What needs to be done> Lines containing the word "Ireland" are to be located and copied.

Material shown>
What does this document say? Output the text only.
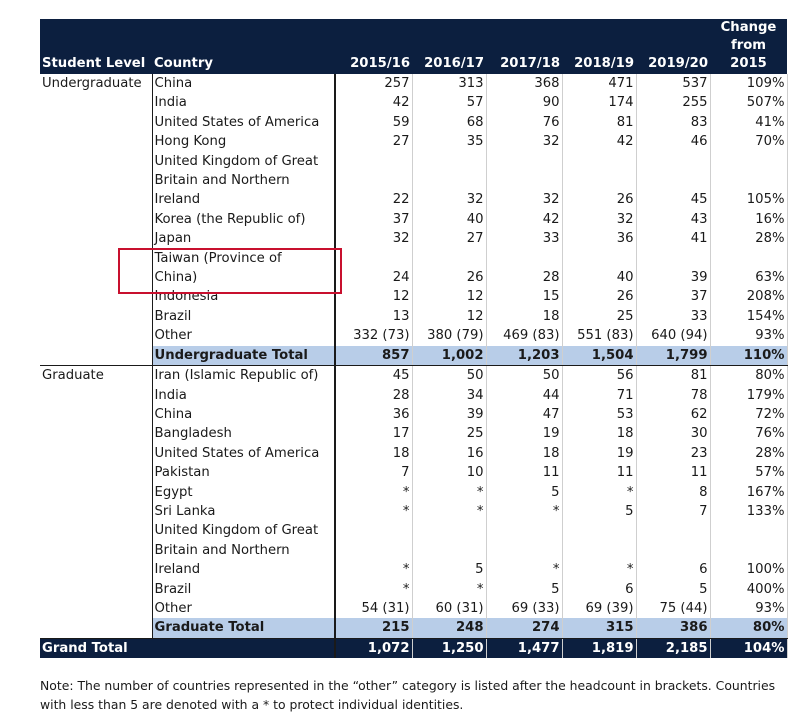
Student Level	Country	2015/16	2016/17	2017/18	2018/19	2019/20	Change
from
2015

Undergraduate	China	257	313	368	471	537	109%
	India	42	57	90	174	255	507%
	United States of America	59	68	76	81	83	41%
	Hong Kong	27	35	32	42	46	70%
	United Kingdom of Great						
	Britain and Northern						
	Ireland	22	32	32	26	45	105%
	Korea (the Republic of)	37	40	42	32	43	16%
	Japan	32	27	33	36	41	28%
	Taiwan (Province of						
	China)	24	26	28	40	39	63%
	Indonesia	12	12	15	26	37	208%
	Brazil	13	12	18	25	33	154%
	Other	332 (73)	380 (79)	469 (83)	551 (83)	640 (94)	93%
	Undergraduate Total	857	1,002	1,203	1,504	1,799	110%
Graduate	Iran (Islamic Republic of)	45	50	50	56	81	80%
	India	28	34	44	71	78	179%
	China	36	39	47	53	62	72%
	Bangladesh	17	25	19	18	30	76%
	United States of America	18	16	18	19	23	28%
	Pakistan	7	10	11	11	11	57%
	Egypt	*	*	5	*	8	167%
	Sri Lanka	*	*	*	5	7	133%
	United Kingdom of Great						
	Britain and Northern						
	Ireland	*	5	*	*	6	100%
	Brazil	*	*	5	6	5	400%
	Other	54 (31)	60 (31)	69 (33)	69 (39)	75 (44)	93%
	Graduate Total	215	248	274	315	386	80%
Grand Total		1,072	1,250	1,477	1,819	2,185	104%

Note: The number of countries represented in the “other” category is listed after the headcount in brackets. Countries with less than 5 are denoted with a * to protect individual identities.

* * *

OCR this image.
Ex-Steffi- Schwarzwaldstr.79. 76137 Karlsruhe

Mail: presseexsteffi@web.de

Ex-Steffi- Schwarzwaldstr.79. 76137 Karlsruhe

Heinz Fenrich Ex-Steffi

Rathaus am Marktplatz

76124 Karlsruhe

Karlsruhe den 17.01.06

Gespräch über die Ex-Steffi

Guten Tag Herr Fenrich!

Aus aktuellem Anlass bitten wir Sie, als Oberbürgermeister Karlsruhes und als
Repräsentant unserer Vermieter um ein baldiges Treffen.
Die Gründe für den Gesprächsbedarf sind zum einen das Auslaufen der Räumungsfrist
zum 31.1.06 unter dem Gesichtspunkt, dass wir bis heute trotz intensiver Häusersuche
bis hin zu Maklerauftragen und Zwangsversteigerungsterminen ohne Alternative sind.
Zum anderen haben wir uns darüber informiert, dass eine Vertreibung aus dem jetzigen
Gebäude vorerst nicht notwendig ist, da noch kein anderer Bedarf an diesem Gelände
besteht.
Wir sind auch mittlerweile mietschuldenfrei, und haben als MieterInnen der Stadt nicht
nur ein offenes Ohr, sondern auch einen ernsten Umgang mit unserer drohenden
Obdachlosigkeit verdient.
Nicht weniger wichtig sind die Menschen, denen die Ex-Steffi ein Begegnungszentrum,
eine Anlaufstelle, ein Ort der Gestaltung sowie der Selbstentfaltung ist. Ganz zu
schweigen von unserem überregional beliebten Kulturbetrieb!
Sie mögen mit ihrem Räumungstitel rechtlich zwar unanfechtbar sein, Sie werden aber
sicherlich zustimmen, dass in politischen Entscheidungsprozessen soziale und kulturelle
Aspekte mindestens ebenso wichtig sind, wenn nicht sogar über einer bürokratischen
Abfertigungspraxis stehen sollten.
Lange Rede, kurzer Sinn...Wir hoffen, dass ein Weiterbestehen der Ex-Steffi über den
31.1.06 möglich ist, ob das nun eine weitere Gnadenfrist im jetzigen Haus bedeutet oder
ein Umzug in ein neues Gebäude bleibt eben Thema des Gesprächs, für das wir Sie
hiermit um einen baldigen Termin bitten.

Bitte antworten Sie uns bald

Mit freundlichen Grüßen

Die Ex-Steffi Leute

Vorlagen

Right answer>
	Ireland	22	32	32	26	45	105%
	Ireland	*	5	*	*	6	100%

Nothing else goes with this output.